▶ [To do]:
Go through the data and copy every line exactly, but not the images.

▶ [Exercise materials]:
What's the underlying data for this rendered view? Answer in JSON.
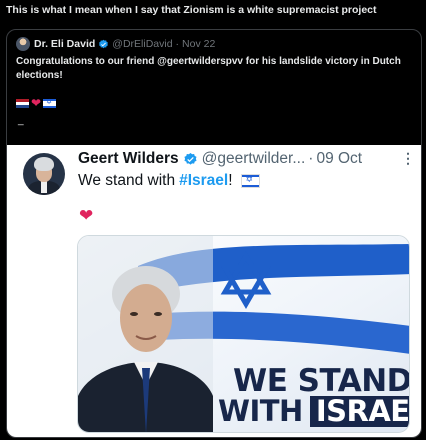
{
  "caption": "This is what I mean when I say that Zionism is a white supremacist project",
  "quoted": {
    "author_name": "Dr. Eli David",
    "handle": "@DrEliDavid",
    "separator": "·",
    "date": "Nov 22",
    "text": "Congratulations to our friend @geertwilderspvv for his landslide victory in Dutch elections!",
    "emojis": [
      "netherlands-flag",
      "red-heart",
      "israel-flag"
    ],
    "trailing": "_"
  },
  "inner": {
    "author_name": "Geert Wilders",
    "handle": "@geertwilder...",
    "separator": "·",
    "date": "09 Oct",
    "more": "⋮",
    "text_prefix": "We stand with",
    "hashtag": "#Israel",
    "text_suffix": "!",
    "heart": "❤",
    "image": {
      "banner_line1": "WE STAND",
      "banner_with": "WITH",
      "banner_israel": "ISRAEL"
    }
  },
  "colors": {
    "background": "#000000",
    "verified_blue": "#1d9bf0",
    "hashtag": "#1d9bf0",
    "banner_navy": "#17264a",
    "heart": "#e0245e",
    "muted": "#71767b"
  },
  "icons": [
    "verified-badge-icon",
    "more-options-icon",
    "israel-flag-icon",
    "heart-icon"
  ]
}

▶ [Response]:
What's the underlying data for this rendered view? Answer in JSON.
{
  "caption": "This is what I mean when I say that Zionism is a white supremacist project",
  "quoted": {
    "author_name": "Dr. Eli David",
    "handle": "@DrEliDavid",
    "separator": "·",
    "date": "Nov 22",
    "text": "Congratulations to our friend @geertwilderspvv for his landslide victory in Dutch elections!",
    "emojis": [
      "netherlands-flag",
      "red-heart",
      "israel-flag"
    ],
    "trailing": "_"
  },
  "inner": {
    "author_name": "Geert Wilders",
    "handle": "@geertwilder...",
    "separator": "·",
    "date": "09 Oct",
    "more": "⋮",
    "text_prefix": "We stand with",
    "hashtag": "#Israel",
    "text_suffix": "!",
    "heart": "❤",
    "image": {
      "banner_line1": "WE STAND",
      "banner_with": "WITH",
      "banner_israel": "ISRAEL"
    }
  },
  "colors": {
    "background": "#000000",
    "verified_blue": "#1d9bf0",
    "hashtag": "#1d9bf0",
    "banner_navy": "#17264a",
    "heart": "#e0245e",
    "muted": "#71767b"
  },
  "icons": [
    "verified-badge-icon",
    "more-options-icon",
    "israel-flag-icon",
    "heart-icon"
  ]
}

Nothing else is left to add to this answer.